Where the word "arrival" occurs in a line, return that line.

* BEGIN DATASET *

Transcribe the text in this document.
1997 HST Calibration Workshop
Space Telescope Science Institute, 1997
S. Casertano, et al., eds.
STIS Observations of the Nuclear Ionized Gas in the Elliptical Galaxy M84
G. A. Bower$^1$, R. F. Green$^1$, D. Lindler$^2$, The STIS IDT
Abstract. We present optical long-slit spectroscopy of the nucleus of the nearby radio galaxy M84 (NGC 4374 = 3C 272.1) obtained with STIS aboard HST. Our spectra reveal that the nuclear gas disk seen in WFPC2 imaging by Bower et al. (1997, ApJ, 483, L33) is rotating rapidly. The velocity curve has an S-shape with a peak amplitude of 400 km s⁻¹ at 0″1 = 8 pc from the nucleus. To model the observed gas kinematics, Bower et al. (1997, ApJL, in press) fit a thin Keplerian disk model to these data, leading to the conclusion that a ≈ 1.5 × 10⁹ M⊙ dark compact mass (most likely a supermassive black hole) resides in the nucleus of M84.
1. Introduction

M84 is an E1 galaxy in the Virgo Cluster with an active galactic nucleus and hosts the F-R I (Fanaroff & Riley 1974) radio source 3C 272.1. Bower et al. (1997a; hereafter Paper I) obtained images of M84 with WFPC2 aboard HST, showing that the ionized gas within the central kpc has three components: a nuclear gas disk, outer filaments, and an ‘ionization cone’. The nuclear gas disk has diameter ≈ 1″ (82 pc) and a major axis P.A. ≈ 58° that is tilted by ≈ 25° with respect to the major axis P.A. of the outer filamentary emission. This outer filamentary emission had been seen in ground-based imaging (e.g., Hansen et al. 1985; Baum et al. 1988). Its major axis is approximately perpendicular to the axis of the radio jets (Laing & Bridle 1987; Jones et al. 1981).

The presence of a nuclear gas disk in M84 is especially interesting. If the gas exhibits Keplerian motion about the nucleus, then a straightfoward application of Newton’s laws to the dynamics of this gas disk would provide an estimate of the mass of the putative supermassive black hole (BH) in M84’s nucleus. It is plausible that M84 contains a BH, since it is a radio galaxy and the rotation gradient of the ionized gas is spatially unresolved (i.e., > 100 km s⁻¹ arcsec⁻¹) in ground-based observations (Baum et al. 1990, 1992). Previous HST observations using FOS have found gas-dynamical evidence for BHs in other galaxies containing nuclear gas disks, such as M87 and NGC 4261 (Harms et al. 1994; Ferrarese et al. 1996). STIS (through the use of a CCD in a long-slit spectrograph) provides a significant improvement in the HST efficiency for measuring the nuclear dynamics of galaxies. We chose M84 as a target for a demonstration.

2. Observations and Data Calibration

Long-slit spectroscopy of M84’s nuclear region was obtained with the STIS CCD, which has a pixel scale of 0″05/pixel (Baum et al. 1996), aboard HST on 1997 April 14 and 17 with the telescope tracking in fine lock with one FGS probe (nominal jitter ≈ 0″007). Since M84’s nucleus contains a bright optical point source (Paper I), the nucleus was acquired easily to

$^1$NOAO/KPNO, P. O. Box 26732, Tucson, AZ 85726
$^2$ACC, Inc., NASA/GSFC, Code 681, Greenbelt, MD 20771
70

* END DATASET *
* BEGIN DATASET *

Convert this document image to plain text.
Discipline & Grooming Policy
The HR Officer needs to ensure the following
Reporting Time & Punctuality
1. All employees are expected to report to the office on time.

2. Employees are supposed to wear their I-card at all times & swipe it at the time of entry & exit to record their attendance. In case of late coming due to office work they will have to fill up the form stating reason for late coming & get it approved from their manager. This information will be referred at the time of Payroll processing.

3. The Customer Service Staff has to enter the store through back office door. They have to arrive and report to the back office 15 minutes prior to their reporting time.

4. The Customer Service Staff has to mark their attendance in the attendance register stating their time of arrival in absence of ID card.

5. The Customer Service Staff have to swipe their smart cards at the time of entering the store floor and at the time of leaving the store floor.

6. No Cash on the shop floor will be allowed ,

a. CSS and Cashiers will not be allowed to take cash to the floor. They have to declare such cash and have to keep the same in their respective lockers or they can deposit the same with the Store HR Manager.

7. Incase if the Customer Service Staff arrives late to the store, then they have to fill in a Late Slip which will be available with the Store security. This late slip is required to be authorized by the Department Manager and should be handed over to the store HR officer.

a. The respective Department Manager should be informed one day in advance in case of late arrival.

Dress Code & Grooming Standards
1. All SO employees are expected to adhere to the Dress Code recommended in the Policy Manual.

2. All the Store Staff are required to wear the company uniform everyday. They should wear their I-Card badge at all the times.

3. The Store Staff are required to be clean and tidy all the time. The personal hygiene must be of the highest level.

* END DATASET *

» **SOLUTION FOR THIS TASK**:
4. The Customer Service Staff has to mark their attendance in the attendance register stating their time of arrival in absence of ID card.
a. The respective Department Manager should be informed one day in advance in case of late arrival.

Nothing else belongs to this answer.